=== What the task requires ===
In the records below, work out how many lines hold the word "Accuracy". Report the number alone.

=-=-=

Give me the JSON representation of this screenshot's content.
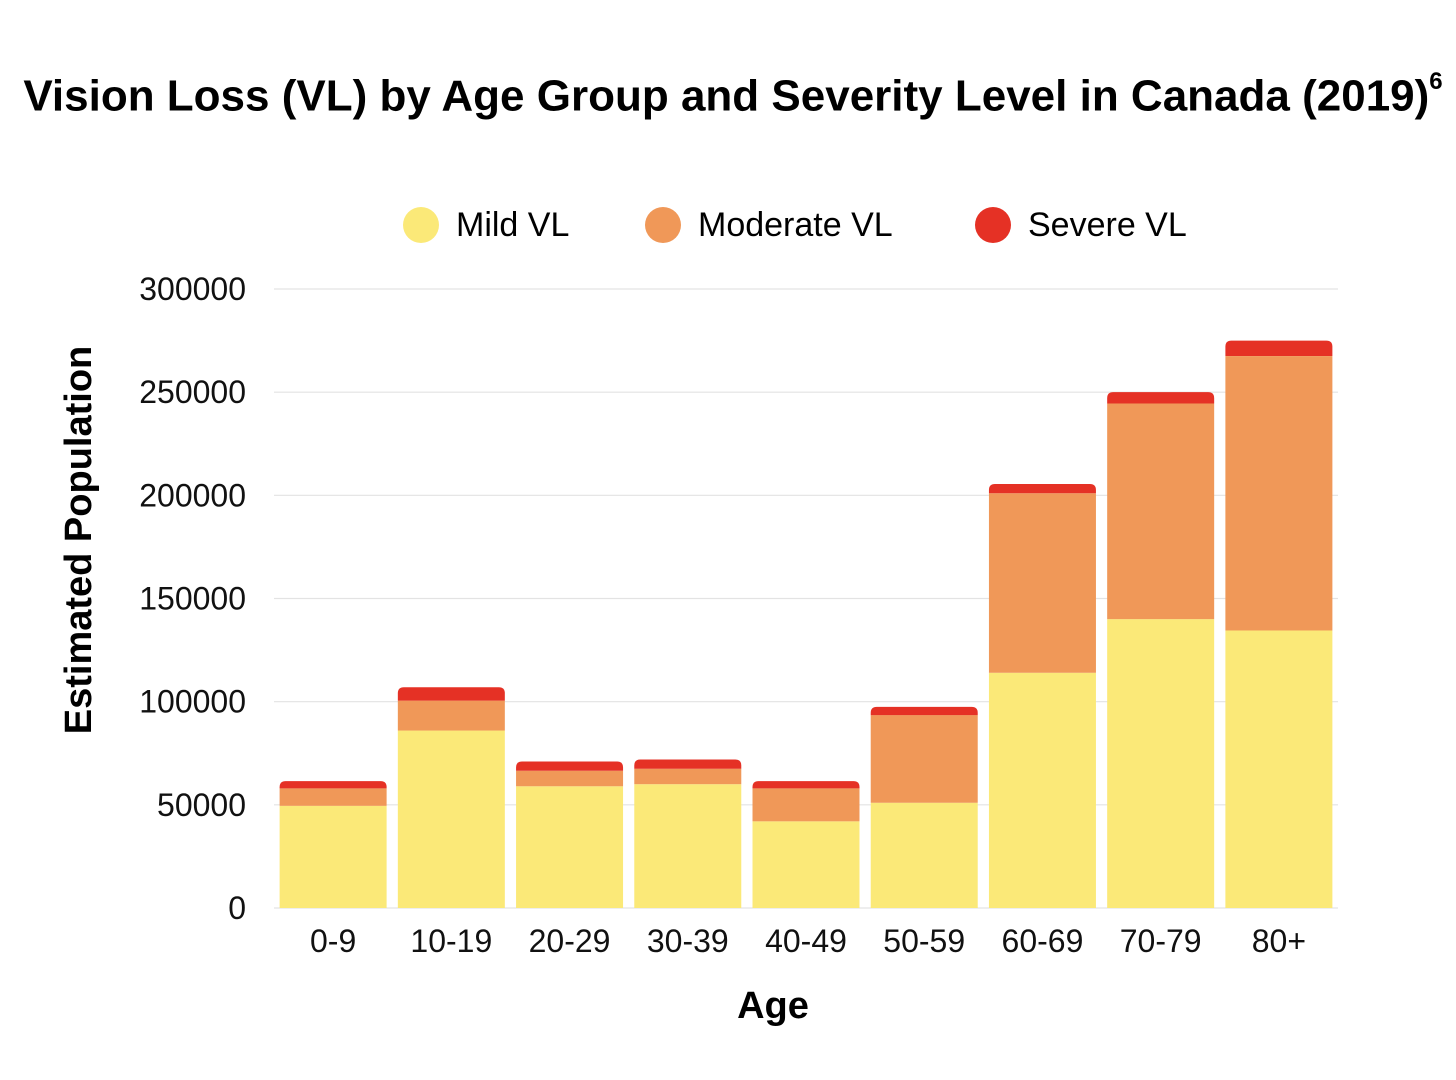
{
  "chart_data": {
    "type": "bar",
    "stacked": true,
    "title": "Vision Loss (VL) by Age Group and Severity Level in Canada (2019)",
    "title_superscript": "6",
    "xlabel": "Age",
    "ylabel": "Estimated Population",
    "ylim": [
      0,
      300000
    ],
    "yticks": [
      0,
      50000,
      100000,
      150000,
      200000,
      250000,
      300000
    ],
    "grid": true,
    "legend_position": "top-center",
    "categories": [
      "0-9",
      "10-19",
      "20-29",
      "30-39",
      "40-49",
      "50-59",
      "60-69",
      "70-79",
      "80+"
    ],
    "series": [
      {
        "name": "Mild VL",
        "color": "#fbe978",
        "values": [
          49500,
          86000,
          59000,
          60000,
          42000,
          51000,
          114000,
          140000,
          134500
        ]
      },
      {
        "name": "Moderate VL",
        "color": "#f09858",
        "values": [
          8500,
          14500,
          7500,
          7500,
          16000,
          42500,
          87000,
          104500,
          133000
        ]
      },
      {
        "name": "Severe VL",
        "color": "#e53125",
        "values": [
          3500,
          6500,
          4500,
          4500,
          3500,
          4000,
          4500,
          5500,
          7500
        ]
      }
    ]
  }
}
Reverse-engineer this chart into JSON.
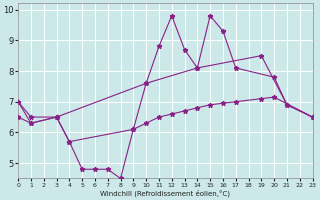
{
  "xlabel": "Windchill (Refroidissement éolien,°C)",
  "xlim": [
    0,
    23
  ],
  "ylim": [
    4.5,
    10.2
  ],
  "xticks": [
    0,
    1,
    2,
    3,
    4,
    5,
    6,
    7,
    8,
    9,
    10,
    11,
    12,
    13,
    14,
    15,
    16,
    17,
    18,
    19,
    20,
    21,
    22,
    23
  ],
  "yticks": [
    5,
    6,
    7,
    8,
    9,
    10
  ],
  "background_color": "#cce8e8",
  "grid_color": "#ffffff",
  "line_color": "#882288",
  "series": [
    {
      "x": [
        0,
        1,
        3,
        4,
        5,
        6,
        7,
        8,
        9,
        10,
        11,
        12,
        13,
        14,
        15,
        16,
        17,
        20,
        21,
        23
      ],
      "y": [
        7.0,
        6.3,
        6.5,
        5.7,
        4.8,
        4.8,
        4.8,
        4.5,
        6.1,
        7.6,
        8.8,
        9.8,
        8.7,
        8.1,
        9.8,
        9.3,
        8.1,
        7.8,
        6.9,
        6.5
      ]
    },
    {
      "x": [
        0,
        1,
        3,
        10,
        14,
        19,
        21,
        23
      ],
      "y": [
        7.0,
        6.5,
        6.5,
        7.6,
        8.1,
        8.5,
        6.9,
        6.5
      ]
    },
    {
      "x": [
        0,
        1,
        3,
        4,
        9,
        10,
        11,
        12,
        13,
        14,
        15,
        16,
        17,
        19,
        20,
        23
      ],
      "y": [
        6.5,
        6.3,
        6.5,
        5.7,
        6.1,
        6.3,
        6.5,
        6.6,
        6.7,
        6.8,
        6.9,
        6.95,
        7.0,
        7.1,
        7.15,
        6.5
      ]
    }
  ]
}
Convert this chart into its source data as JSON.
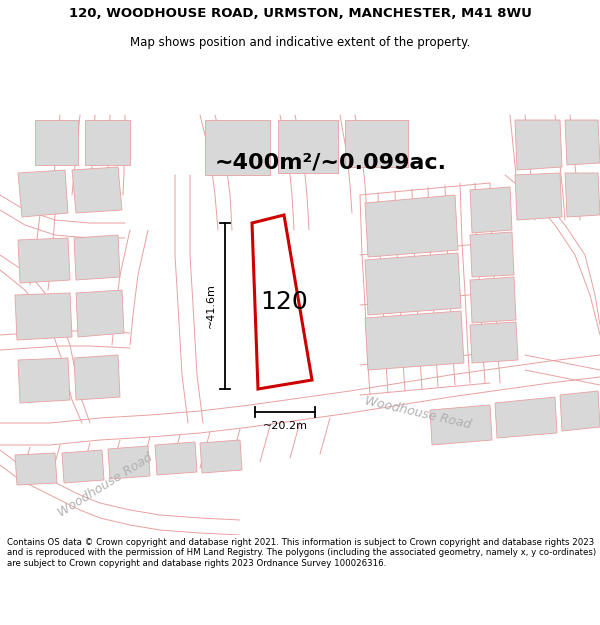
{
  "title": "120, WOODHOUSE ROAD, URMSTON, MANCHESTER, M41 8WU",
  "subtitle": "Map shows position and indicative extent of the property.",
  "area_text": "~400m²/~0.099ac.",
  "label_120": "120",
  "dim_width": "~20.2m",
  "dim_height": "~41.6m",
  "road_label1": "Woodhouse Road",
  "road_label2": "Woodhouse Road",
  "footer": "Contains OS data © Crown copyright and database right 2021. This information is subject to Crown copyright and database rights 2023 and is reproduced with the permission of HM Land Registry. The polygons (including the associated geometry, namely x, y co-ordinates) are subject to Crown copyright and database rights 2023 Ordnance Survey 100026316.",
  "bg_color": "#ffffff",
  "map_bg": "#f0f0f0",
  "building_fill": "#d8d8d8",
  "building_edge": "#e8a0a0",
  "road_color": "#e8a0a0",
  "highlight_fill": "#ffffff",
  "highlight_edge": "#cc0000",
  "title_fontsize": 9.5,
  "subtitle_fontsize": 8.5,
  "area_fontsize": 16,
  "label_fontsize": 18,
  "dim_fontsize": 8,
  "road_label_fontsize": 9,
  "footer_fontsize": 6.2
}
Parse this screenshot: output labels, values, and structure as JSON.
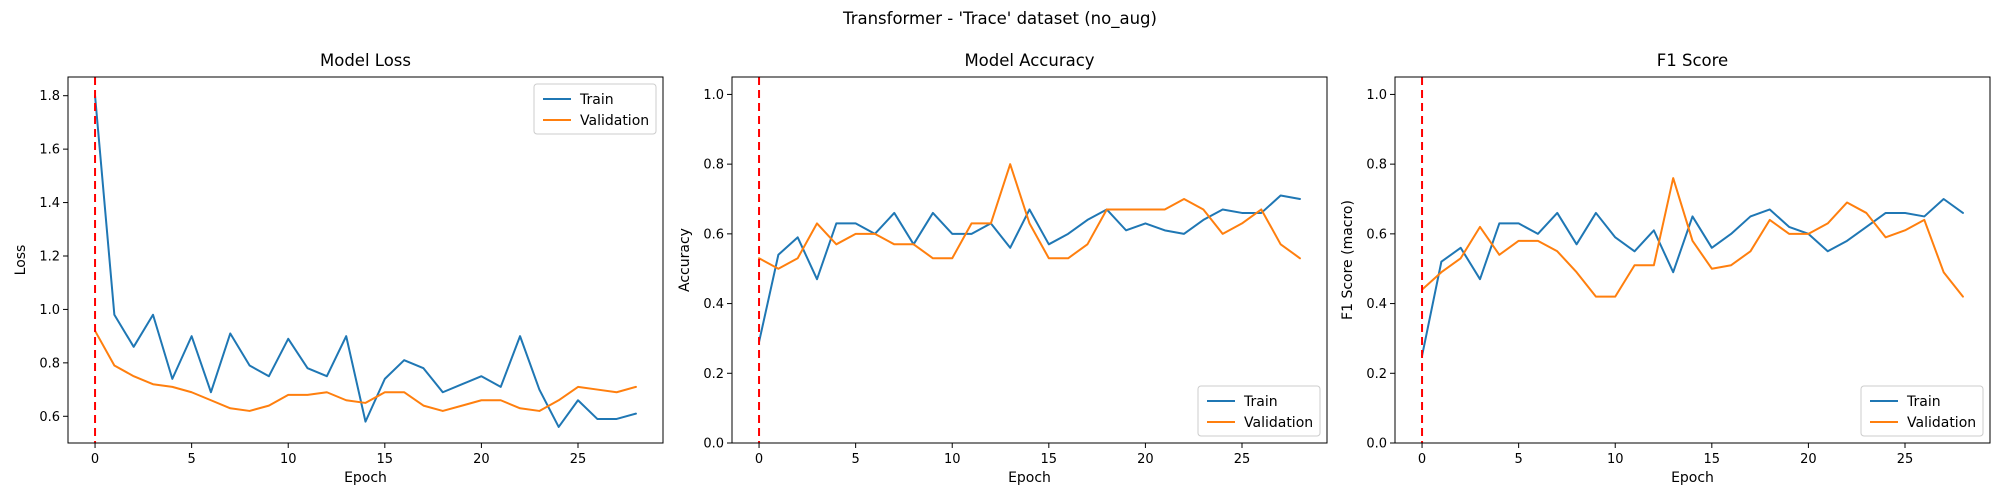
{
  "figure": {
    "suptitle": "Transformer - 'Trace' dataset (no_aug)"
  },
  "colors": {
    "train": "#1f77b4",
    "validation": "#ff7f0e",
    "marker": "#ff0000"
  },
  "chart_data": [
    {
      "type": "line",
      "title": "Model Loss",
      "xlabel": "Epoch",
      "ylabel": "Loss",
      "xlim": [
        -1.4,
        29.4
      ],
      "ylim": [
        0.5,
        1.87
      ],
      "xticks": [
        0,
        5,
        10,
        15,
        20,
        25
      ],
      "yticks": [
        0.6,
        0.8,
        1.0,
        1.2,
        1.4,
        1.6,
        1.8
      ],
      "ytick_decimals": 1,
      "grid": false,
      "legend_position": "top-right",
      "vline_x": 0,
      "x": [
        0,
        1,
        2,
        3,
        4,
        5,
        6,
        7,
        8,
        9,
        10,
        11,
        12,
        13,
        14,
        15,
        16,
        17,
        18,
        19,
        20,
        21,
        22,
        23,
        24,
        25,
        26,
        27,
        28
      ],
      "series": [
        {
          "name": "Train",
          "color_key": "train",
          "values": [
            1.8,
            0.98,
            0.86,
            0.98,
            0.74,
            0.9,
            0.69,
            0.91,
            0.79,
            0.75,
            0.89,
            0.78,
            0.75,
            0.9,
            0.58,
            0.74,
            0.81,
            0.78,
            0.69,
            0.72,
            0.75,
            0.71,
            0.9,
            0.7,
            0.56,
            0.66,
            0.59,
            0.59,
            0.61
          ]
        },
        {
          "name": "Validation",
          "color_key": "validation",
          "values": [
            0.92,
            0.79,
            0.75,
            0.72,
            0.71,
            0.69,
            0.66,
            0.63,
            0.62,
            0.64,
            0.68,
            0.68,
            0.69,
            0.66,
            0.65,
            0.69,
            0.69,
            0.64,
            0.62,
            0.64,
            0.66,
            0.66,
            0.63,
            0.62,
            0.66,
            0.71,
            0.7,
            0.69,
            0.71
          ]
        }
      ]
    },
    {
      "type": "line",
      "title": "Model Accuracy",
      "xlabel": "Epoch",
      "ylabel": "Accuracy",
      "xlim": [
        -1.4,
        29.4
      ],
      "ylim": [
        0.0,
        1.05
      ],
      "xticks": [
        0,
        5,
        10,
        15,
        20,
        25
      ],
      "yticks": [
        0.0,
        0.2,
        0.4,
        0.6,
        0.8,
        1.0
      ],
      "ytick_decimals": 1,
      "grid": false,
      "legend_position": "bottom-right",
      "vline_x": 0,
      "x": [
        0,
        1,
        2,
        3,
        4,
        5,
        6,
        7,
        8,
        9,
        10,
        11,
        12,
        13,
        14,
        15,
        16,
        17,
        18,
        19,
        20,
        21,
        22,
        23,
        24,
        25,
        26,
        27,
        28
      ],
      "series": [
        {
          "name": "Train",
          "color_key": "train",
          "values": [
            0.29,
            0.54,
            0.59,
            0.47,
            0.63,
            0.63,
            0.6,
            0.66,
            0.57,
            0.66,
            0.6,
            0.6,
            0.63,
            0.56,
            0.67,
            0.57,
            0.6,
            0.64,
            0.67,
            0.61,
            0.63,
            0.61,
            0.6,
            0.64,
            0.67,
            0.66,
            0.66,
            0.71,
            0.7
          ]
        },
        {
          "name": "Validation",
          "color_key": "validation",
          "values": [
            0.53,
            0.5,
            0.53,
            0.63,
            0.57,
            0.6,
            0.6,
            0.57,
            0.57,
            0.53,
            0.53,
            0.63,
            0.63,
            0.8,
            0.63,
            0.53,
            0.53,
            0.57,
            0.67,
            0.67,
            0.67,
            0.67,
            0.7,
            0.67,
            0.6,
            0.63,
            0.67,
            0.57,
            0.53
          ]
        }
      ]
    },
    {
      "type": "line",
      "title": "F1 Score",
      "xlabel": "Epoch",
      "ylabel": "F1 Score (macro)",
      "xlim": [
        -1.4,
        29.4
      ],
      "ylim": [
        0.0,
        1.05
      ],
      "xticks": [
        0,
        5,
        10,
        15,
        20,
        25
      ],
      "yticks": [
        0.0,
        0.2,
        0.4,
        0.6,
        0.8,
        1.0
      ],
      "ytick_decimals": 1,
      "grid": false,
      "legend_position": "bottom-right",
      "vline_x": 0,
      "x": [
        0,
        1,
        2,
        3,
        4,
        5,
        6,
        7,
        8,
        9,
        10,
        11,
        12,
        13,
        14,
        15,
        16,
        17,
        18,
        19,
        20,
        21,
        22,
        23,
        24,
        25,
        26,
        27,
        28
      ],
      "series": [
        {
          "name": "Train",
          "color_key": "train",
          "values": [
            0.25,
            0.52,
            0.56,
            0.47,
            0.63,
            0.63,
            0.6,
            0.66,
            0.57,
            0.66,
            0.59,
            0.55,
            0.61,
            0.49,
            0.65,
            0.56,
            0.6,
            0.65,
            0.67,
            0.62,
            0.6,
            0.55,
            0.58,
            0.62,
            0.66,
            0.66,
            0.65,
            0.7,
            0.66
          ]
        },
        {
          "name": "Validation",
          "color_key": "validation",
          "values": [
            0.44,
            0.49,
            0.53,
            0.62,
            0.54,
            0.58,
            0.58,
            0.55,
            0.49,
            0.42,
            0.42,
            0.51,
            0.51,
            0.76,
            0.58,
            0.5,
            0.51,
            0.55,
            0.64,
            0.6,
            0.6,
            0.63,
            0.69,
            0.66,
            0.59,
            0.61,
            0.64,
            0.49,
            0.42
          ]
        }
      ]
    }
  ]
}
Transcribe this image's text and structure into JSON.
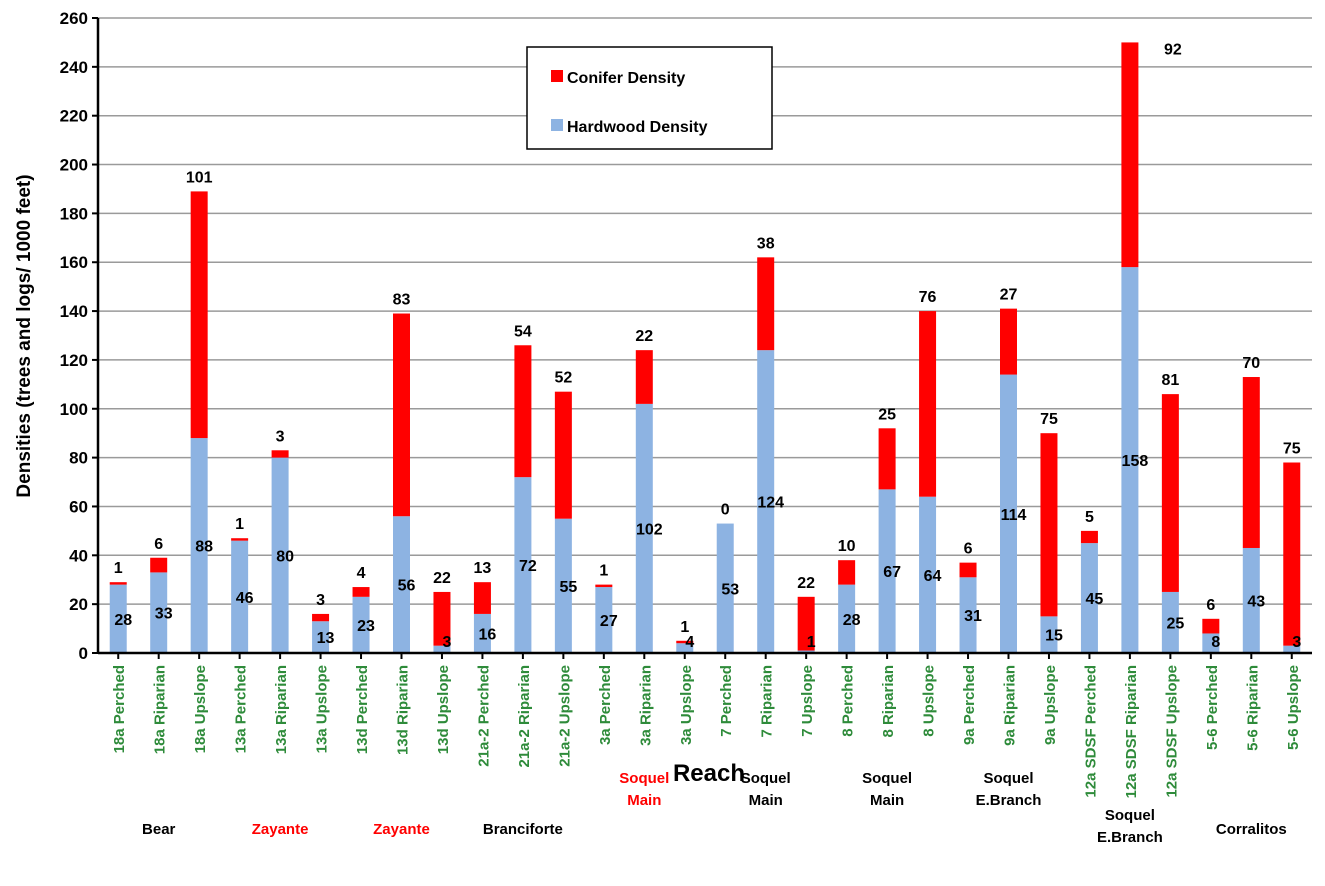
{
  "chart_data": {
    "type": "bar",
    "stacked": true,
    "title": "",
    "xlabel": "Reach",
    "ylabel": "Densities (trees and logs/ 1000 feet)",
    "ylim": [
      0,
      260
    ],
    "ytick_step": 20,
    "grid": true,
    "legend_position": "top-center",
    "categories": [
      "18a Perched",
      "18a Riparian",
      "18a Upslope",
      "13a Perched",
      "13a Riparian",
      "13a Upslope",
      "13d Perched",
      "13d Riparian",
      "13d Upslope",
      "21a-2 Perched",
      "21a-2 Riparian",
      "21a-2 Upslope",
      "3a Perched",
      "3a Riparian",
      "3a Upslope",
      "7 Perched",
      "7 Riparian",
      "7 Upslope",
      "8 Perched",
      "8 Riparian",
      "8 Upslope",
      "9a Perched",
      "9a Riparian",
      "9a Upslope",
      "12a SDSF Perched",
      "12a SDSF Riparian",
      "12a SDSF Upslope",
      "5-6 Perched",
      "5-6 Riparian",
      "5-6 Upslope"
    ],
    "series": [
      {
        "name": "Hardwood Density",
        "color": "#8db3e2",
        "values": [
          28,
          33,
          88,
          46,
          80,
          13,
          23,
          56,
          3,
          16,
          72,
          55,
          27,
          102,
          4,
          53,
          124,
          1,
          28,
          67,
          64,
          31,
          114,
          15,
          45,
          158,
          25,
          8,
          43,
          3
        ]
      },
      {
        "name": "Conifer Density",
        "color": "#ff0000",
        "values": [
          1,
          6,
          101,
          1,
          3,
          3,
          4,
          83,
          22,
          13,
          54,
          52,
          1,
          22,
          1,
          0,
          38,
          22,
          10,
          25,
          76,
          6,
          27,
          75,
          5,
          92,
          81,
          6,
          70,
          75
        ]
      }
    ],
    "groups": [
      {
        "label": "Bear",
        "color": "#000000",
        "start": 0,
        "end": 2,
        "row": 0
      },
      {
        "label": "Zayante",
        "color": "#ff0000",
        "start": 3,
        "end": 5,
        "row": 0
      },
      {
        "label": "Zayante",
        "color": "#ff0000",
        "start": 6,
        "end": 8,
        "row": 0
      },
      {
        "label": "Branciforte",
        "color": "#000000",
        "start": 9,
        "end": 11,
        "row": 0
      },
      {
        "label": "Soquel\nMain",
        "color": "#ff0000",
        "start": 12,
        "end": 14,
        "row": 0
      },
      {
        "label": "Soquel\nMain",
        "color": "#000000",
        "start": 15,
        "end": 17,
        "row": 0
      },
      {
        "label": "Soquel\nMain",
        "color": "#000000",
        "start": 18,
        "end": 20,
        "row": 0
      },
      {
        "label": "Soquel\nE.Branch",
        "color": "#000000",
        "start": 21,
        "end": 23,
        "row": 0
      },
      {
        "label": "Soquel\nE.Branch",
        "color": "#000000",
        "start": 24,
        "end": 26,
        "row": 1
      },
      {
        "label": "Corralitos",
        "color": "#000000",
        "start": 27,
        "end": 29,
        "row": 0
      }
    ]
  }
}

=-=-=

=== Final result ===
2